[start of Records shown]
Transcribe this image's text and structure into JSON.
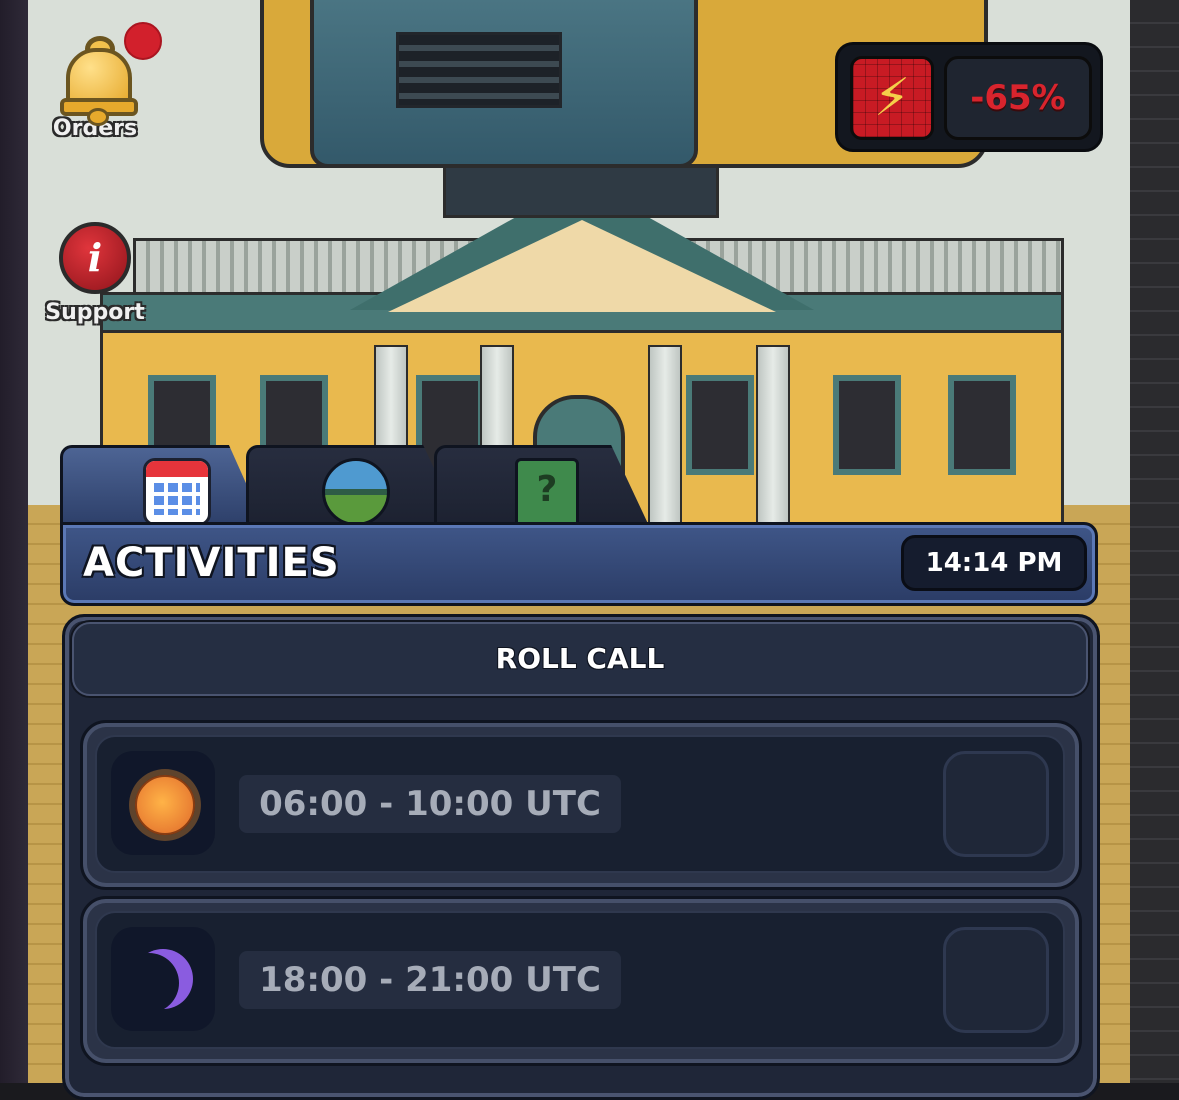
{
  "sidebar": {
    "orders_label": "Orders",
    "support_label": "Support"
  },
  "energy": {
    "value": "-65%",
    "icon": "lightning-bolt-icon"
  },
  "tabs": [
    {
      "icon": "calendar-icon",
      "active": true
    },
    {
      "icon": "prison-yard-icon",
      "active": false
    },
    {
      "icon": "help-book-icon",
      "active": false
    }
  ],
  "header": {
    "title": "ACTIVITIES",
    "time": "14:14 PM"
  },
  "section": {
    "title": "ROLL CALL"
  },
  "slots": [
    {
      "icon": "sun-icon",
      "time": "06:00 - 10:00 UTC"
    },
    {
      "icon": "moon-icon",
      "time": "18:00 - 21:00 UTC"
    }
  ],
  "colors": {
    "accent": "#3f5688",
    "panel": "#1f2638",
    "energy_red": "#d9242d"
  }
}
[end of Records shown]
Task
Word for word, quote the full listing, omitting every picture.

Correct response
Transcribe this image's text and structure into JSON.
{
  "sidebar": {
    "orders_label": "Orders",
    "support_label": "Support"
  },
  "energy": {
    "value": "-65%",
    "icon": "lightning-bolt-icon"
  },
  "tabs": [
    {
      "icon": "calendar-icon",
      "active": true
    },
    {
      "icon": "prison-yard-icon",
      "active": false
    },
    {
      "icon": "help-book-icon",
      "active": false
    }
  ],
  "header": {
    "title": "ACTIVITIES",
    "time": "14:14 PM"
  },
  "section": {
    "title": "ROLL CALL"
  },
  "slots": [
    {
      "icon": "sun-icon",
      "time": "06:00 - 10:00 UTC"
    },
    {
      "icon": "moon-icon",
      "time": "18:00 - 21:00 UTC"
    }
  ],
  "colors": {
    "accent": "#3f5688",
    "panel": "#1f2638",
    "energy_red": "#d9242d"
  }
}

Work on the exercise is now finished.